TEXT PASSAGE:
Album Review – Pat Reedy’s “Make It Back Home”

It’s the simplicity of Pat Reedy’s songs that’s the genius, not the sophistication. It’s the ease at which the melody and rhythms seep into your flesh that makes the music so immediately gratifying. And Pat Reedy delivers it all so confidently and assured because there’s no cosplay involved, and no insincerity to shield the audience from. He sings what he lives and he lives what he sings. Reedy is symbiotic with his music.

Pat Reedy is the kind of real deal that many of the country artists in east Nashville, south Austin, and other places try to emulate, but will always be at arm’s length from. He’s a born and bred road dog with more stories and miles than most. He’s a blue collar hero who’s bid out jobs and worn hard hats all across the country and a few places overseas, from the smallest repair, to working on skyscrapers. When Pat Reedy opens his mouth to sing, it’s like a ghost from 60 years past takes over.

It was Pat Reedy appearing in Wyoming that first inspired Luke Bell to seriously pursue music. It’s Pat Reedy who many fellow independent performers cite as a modern day influence. It’s not in spite of his relative obscurity, but because of it that Pat’s been able to prioritize the right things in his music and maintain his passion and grounded nature. With a gas can with a hole cut in the top for a tip jar, he’s traveled around and kept it up close and personal with his fans, and with life in forgotten America.

Pat Reedy’s new album Make It Back Home was produced by John James Tourville of The Deslondes, and you can tell with the way the recordings come with just enough of a faraway feel to give you a haunting, nostalgic feeling, but not in a way that obfuscates the words or emotions emanating from Reedy and the respective players, all of whom take such pride in how they rendered these songs. It’s like this album lives in an old sepia photograph—the kind that falls out of a worn leather suitcase when you pick it up to inspect it at a yard sale.

Make It Back Home is about traveling the highways and byways of America, and yearning for home. The album has been a long time coming for Reedy. It’s been in the can for years, but couldn’t find a proper home. The jokes on all who passed it up putting their emblem on it, but that’s water under the bridge. It’s here now, though long time Reedy fans may already be familiar with some of the songs.

ENTRIES PROVIDED:
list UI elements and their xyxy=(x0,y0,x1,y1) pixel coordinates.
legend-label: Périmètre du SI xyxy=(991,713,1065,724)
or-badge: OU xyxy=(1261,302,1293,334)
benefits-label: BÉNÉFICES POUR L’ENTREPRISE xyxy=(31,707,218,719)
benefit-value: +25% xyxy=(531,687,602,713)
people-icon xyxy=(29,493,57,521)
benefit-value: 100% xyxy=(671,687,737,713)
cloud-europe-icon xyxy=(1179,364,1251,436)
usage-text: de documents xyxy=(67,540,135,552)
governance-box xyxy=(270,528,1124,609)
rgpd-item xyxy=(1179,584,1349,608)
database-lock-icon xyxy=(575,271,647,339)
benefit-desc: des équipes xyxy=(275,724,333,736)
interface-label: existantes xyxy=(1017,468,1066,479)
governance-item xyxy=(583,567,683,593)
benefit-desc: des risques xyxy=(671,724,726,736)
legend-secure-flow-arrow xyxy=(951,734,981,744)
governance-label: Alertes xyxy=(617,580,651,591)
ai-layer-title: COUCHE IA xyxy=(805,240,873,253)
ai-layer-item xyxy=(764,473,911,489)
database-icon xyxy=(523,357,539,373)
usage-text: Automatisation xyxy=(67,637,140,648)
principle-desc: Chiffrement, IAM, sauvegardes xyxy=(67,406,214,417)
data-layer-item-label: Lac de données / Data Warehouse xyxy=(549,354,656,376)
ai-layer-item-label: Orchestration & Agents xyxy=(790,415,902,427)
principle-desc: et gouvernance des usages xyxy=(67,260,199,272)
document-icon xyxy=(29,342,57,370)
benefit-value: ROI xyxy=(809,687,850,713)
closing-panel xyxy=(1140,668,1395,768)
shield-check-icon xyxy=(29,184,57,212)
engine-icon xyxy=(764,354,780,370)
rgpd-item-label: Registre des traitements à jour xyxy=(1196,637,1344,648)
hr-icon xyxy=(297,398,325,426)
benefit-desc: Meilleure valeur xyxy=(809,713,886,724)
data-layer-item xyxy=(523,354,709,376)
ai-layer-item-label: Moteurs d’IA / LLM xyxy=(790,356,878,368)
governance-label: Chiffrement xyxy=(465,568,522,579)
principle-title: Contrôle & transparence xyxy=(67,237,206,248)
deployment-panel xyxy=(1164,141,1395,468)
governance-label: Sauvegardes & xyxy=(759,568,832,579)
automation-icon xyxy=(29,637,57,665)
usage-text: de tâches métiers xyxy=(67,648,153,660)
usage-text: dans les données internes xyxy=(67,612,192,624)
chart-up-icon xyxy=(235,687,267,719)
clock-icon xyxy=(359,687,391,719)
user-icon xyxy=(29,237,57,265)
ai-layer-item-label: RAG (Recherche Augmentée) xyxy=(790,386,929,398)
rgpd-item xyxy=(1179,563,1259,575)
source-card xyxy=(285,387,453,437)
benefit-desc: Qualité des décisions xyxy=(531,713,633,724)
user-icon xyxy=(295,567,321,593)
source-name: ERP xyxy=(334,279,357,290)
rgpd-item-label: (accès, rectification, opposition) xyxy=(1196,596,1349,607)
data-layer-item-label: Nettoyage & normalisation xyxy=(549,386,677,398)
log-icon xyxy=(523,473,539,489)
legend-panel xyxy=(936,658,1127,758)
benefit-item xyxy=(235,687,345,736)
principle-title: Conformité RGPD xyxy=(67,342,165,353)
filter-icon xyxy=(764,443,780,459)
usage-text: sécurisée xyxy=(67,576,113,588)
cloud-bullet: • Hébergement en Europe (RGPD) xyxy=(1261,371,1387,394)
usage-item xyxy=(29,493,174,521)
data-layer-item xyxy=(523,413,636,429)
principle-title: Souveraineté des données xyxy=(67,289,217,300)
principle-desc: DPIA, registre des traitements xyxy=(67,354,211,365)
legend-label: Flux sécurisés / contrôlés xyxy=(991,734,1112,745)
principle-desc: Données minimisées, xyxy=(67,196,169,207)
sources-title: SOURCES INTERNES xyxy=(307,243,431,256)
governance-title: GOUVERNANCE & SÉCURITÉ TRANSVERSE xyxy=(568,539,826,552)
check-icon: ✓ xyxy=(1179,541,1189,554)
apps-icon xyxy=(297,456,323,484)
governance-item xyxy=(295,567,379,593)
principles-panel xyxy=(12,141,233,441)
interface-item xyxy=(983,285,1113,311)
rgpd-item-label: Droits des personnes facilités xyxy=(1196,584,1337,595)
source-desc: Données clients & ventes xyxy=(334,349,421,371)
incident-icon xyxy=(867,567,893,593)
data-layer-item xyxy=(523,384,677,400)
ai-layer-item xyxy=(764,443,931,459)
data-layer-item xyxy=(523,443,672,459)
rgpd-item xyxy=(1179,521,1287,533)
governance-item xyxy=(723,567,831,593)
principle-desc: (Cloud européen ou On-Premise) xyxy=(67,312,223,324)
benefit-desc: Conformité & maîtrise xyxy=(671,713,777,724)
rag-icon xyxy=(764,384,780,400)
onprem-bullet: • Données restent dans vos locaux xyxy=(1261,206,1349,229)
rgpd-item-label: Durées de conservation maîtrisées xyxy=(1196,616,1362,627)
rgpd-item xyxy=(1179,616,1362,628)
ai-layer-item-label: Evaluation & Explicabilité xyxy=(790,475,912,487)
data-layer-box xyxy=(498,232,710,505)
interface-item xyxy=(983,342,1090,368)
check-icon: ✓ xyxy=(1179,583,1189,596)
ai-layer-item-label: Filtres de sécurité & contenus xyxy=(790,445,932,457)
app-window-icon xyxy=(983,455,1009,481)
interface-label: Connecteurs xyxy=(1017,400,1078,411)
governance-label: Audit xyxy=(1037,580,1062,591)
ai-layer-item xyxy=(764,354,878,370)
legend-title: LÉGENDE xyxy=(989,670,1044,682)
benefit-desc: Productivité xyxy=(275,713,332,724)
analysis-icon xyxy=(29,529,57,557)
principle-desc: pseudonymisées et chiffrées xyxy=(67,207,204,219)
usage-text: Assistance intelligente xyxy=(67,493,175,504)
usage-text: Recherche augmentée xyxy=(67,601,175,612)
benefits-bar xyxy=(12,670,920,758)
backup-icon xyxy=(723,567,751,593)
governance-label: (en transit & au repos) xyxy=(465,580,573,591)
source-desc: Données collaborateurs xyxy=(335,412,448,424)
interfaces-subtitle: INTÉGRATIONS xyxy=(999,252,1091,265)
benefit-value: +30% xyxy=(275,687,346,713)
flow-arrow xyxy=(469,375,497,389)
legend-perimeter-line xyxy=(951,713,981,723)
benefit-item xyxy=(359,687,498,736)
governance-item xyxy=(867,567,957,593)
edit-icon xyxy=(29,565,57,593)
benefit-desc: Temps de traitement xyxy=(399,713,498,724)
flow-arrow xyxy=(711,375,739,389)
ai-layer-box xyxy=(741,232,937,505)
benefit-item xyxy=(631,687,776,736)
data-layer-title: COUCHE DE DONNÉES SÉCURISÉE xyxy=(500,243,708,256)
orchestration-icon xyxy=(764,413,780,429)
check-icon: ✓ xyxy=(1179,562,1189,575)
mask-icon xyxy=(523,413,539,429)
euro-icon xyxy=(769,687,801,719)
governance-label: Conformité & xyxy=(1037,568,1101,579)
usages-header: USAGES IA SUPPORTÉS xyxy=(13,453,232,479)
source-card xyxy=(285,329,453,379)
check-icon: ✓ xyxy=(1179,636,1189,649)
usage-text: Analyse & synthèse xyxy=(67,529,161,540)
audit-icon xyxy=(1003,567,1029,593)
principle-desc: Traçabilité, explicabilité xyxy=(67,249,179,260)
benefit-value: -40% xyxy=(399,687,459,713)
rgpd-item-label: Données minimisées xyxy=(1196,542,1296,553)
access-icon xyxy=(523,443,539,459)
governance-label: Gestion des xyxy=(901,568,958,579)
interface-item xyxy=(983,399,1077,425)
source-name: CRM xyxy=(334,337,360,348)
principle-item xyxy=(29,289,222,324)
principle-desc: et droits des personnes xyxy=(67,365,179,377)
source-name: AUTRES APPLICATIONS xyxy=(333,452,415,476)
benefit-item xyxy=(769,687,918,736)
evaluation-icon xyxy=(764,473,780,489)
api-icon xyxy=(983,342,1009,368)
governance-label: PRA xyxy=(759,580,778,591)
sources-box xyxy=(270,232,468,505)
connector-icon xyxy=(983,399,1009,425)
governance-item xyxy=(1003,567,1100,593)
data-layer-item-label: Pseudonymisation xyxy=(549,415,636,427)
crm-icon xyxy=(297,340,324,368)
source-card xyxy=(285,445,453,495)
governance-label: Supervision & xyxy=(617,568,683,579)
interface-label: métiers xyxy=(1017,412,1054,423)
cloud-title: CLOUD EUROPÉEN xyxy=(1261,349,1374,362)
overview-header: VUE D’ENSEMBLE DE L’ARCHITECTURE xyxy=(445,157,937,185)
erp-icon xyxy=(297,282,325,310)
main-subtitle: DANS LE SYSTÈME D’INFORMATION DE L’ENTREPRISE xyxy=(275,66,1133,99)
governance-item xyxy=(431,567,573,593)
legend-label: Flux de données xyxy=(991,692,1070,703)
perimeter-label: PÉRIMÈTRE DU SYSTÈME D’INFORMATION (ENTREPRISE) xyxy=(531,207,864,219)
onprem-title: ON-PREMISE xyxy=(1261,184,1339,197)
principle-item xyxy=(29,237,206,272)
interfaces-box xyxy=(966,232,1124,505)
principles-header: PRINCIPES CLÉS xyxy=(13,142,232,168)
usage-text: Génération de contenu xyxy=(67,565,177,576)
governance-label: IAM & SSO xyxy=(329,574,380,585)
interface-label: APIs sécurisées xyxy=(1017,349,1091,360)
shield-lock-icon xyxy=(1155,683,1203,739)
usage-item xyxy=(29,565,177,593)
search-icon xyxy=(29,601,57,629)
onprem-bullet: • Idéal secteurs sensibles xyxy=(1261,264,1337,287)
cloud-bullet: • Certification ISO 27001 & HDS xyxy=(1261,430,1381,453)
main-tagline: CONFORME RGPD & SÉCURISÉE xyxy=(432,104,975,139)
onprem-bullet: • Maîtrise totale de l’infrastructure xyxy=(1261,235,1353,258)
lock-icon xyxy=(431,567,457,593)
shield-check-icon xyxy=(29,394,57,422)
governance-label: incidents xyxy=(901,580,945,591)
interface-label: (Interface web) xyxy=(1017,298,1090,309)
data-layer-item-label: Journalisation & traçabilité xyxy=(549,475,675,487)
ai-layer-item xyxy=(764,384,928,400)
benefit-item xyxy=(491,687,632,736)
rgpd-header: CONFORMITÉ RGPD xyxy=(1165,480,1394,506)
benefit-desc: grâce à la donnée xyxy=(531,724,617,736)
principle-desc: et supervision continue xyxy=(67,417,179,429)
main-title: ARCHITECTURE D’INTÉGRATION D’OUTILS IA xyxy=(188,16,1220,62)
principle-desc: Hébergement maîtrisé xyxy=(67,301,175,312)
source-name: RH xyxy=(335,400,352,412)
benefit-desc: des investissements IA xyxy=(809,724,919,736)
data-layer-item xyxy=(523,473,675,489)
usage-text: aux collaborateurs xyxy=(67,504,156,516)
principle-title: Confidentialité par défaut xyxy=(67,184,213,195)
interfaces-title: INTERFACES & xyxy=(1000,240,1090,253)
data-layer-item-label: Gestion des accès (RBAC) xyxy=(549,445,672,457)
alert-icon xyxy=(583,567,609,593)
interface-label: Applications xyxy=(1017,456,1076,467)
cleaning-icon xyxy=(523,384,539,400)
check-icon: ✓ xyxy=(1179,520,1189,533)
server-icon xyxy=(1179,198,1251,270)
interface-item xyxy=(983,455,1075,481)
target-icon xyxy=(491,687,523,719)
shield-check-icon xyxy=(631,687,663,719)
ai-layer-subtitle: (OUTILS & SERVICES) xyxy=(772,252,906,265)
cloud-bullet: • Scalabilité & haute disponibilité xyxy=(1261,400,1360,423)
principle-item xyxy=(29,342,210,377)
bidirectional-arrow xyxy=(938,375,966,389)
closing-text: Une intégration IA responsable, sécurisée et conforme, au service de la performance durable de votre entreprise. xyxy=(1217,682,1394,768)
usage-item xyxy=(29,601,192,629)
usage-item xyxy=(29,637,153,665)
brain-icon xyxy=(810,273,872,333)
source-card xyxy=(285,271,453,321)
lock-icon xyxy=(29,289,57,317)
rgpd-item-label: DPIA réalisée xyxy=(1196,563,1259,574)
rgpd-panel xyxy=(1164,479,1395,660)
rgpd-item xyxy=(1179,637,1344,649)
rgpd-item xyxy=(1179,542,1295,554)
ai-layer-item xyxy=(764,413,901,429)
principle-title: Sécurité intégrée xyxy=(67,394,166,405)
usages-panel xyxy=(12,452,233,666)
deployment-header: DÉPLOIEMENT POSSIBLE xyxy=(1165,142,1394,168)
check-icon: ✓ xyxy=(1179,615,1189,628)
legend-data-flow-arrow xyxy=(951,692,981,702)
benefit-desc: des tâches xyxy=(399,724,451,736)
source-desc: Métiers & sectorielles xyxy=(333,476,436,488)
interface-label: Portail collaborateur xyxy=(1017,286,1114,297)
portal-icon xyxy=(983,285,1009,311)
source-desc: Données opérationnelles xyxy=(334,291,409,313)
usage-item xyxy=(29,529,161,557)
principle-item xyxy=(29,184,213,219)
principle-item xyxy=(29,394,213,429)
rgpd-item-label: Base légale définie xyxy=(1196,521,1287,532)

ACTIVITY: Continue the review of Pat Reedy's album "Make It Back Home" from its last sentence.

RESPONSE TO THE TASK:
The title track “Make It Back Home” has been swirling out there for a while, but the revolving guitar parts and Pat Reedy’s earthen delivery never get old. Reedy originally released “Tallest Man in Tennessee” back in 2020 when he was helping to build a massive hotel in downtown Nashville, and was inspired to write an ode to the working man while the host hotel for Americanafest across the street buzzed with industry.

One of the most important tracks from the album also happens to be one of the best. “Should You Ever” has a great, swaying, ’50s-era swagger to it, and was actually written by Pat Reedy for Luke Bell who passed away tragically in 2022.

“He was still alive but not really talking to any of us here in Nashville,” Reedy says. “He had had a mental health crisis and just went off down the road of self-medicating with drugs and alcohol, shutting a lot of us out in the meantime. I guess it is too late for Luke now, but hopefully it isn’t for someone else.”

Reedy performs “Should You Ever” in an upcoming documentary about Luke Bell, and the song also reminds you of some of the songs of The Deslondes, who deserve their own credit for inspiring and supporting Luke Bell, and lending to his sound, just like Pat Reedy.

No doubt, the throwback, faraway sound of classic country is something lots of folks are picking up on these days, and some are finding great success with. But it comes more naturally to some performers, while others are more personally responsible for this influence rising from the ashes of what country music once was. Pat Reedy is one of those responsible parties, and Make It Back Home might be the best specimen of Pat Reedy music yet.